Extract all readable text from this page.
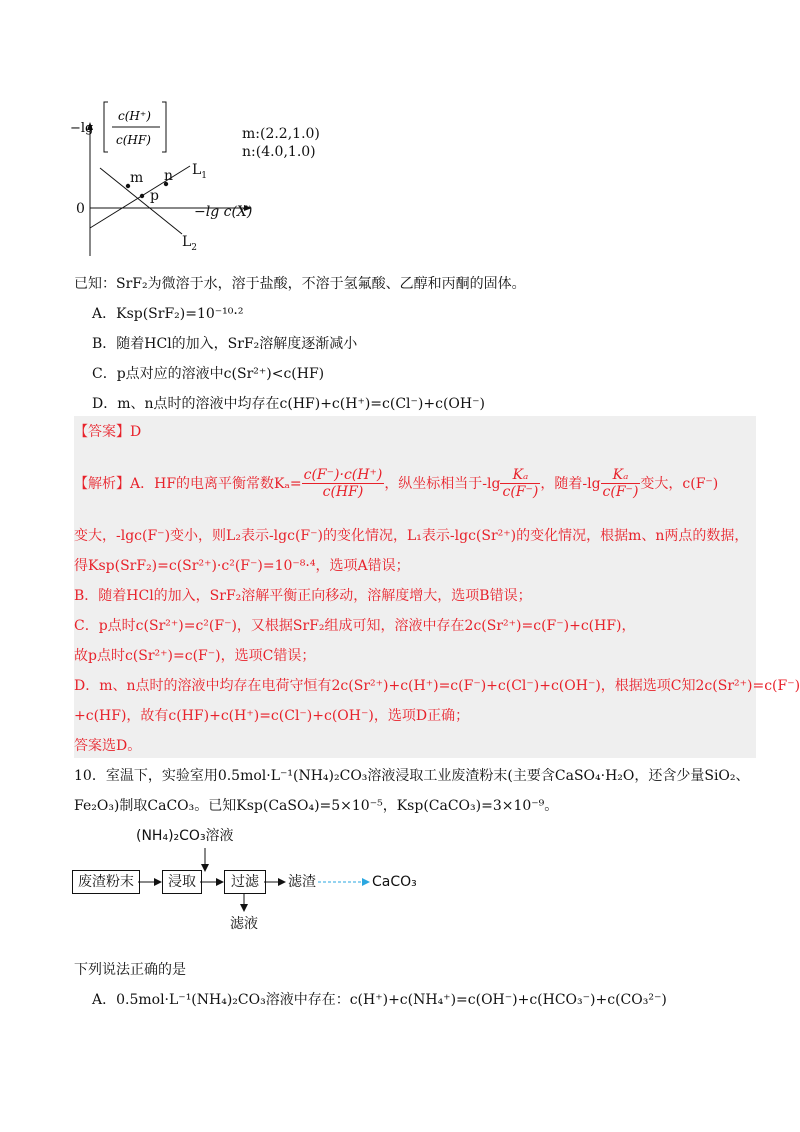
−lg
c(H⁺)
c(HF)
0
m n
p
$L_1$
$L_2$
−lg c(X)
m:(2.2,1.0)
n:(4.0,1.0)
已知：SrF₂为微溶于水，溶于盐酸，不溶于氢氟酸、乙醇和丙酮的固体。
A．Ksp(SrF₂)=10⁻¹⁰·²
B．随着HCl的加入，SrF₂溶解度逐渐减小
C．p点对应的溶液中c(Sr²⁺)<c(HF)
D．m、n点时的溶液中均存在c(HF)+c(H⁺)=c(Cl⁻)+c(OH⁻)
【答案】D
【解析】A．HF的电离平衡常数$K_a= \frac{c(F^-)\cdot c(H^+)}{c(HF)}$ ，纵坐标相当于$-\lg \frac{\text{Kₐ}}{c(F^-)}$ ，随着$-\lg \frac{\text{Kₐ}}{c(F^-)}$ 变大，c(F⁻)
变大，-lgc(F⁻)变小，则L₂表示-lgc(F⁻)的变化情况，L₁表示-lgc(Sr²⁺)的变化情况，根据m、n两点的数据，
得Ksp(SrF₂)=c(Sr²⁺)·c²(F⁻)=10⁻⁸·⁴，选项A错误；
B．随着HCl的加入，SrF₂溶解平衡正向移动，溶解度增大，选项B错误；
C．p点时c(Sr²⁺)=c²(F⁻)，又根据SrF₂组成可知，溶液中存在2c(Sr²⁺)=c(F⁻)+c(HF)，
故p点时c(Sr²⁺)=c(F⁻)，选项C错误；
D．m、n点时的溶液中均存在电荷守恒有2c(Sr²⁺)+c(H⁺)=c(F⁻)+c(Cl⁻)+c(OH⁻)，根据选项C知2c(Sr²⁺)=c(F⁻)
+c(HF)，故有c(HF)+c(H⁺)=c(Cl⁻)+c(OH⁻)，选项D正确；
答案选D。
10．室温下，实验室用0.5mol·L⁻¹(NH₄)₂CO₃溶液浸取工业废渣粉末(主要含CaSO₄·H₂O，还含少量SiO₂、
Fe₂O₃)制取CaCO₃。已知Ksp(CaSO₄)=5×10⁻⁵，Ksp(CaCO₃)=3×10⁻⁹。
(NH₄)₂CO₃溶液
废渣粉末	浸取	过滤	滤渣	CaCO₃
滤液
下列说法正确的是
A．0.5mol·L⁻¹(NH₄)₂CO₃溶液中存在：c(H⁺)+c(NH₄⁺)=c(OH⁻)+c(HCO₃⁻)+c(CO₃²⁻)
════════════════════
Reproduce the material word for word. Any pictures should be left out of the copy.

Extract all readable text from this page.
−lg
c(H⁺)
c(HF)
0
m n
p
$L_1$
$L_2$
−lg c(X)
m:(2.2,1.0)
n:(4.0,1.0)
已知：SrF₂为微溶于水，溶于盐酸，不溶于氢氟酸、乙醇和丙酮的固体。
A．Ksp(SrF₂)=10⁻¹⁰·²
B．随着HCl的加入，SrF₂溶解度逐渐减小
C．p点对应的溶液中c(Sr²⁺)<c(HF)
D．m、n点时的溶液中均存在c(HF)+c(H⁺)=c(Cl⁻)+c(OH⁻)
【答案】D
【解析】A．HF的电离平衡常数$K_a= \frac{c(F^-)\cdot c(H^+)}{c(HF)}$ ，纵坐标相当于$-\lg \frac{\text{Kₐ}}{c(F^-)}$ ，随着$-\lg \frac{\text{Kₐ}}{c(F^-)}$ 变大，c(F⁻)
变大，-lgc(F⁻)变小，则L₂表示-lgc(F⁻)的变化情况，L₁表示-lgc(Sr²⁺)的变化情况，根据m、n两点的数据，
得Ksp(SrF₂)=c(Sr²⁺)·c²(F⁻)=10⁻⁸·⁴，选项A错误；
B．随着HCl的加入，SrF₂溶解平衡正向移动，溶解度增大，选项B错误；
C．p点时c(Sr²⁺)=c²(F⁻)，又根据SrF₂组成可知，溶液中存在2c(Sr²⁺)=c(F⁻)+c(HF)，
故p点时c(Sr²⁺)=c(F⁻)，选项C错误；
D．m、n点时的溶液中均存在电荷守恒有2c(Sr²⁺)+c(H⁺)=c(F⁻)+c(Cl⁻)+c(OH⁻)，根据选项C知2c(Sr²⁺)=c(F⁻)
+c(HF)，故有c(HF)+c(H⁺)=c(Cl⁻)+c(OH⁻)，选项D正确；
答案选D。
10．室温下，实验室用0.5mol·L⁻¹(NH₄)₂CO₃溶液浸取工业废渣粉末(主要含CaSO₄·H₂O，还含少量SiO₂、
Fe₂O₃)制取CaCO₃。已知Ksp(CaSO₄)=5×10⁻⁵，Ksp(CaCO₃)=3×10⁻⁹。
(NH₄)₂CO₃溶液
废渣粉末	浸取	过滤	滤渣	CaCO₃
滤液
下列说法正确的是
A．0.5mol·L⁻¹(NH₄)₂CO₃溶液中存在：c(H⁺)+c(NH₄⁺)=c(OH⁻)+c(HCO₃⁻)+c(CO₃²⁻)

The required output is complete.